**Your task**
Copy every line that holds "Maslow".

**Supplied material**

****************

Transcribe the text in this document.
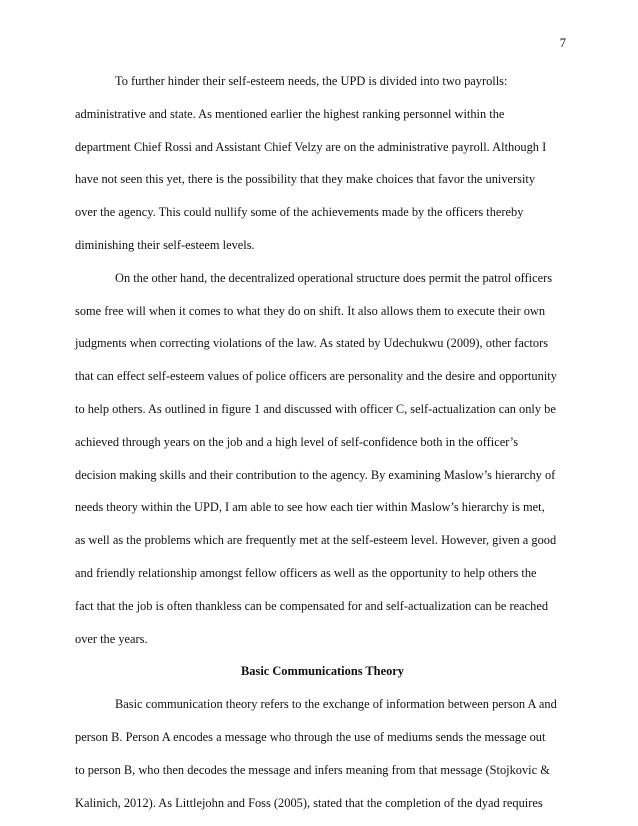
7

To further hinder their self-esteem needs, the UPD is divided into two payrolls:
administrative and state. As mentioned earlier the highest ranking personnel within the
department Chief Rossi and Assistant Chief Velzy are on the administrative payroll. Although I
have not seen this yet, there is the possibility that they make choices that favor the university
over the agency. This could nullify some of the achievements made by the officers thereby
diminishing their self-esteem levels.

On the other hand, the decentralized operational structure does permit the patrol officers
some free will when it comes to what they do on shift. It also allows them to execute their own
judgments when correcting violations of the law. As stated by Udechukwu (2009), other factors
that can effect self-esteem values of police officers are personality and the desire and opportunity
to help others. As outlined in figure 1 and discussed with officer C, self-actualization can only be
achieved through years on the job and a high level of self-confidence both in the officer’s
decision making skills and their contribution to the agency. By examining Maslow’s hierarchy of
needs theory within the UPD, I am able to see how each tier within Maslow’s hierarchy is met,
as well as the problems which are frequently met at the self-esteem level. However, given a good
and friendly relationship amongst fellow officers as well as the opportunity to help others the
fact that the job is often thankless can be compensated for and self-actualization can be reached
over the years.

Basic Communications Theory

Basic communication theory refers to the exchange of information between person A and
person B. Person A encodes a message who through the use of mediums sends the message out
to person B, who then decodes the message and infers meaning from that message (Stojkovic &
Kalinich, 2012). As Littlejohn and Foss (2005), stated that the completion of the dyad requires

****************

**The solution**
decision making skills and their contribution to the agency. By examining Maslow’s hierarchy of
needs theory within the UPD, I am able to see how each tier within Maslow’s hierarchy is met,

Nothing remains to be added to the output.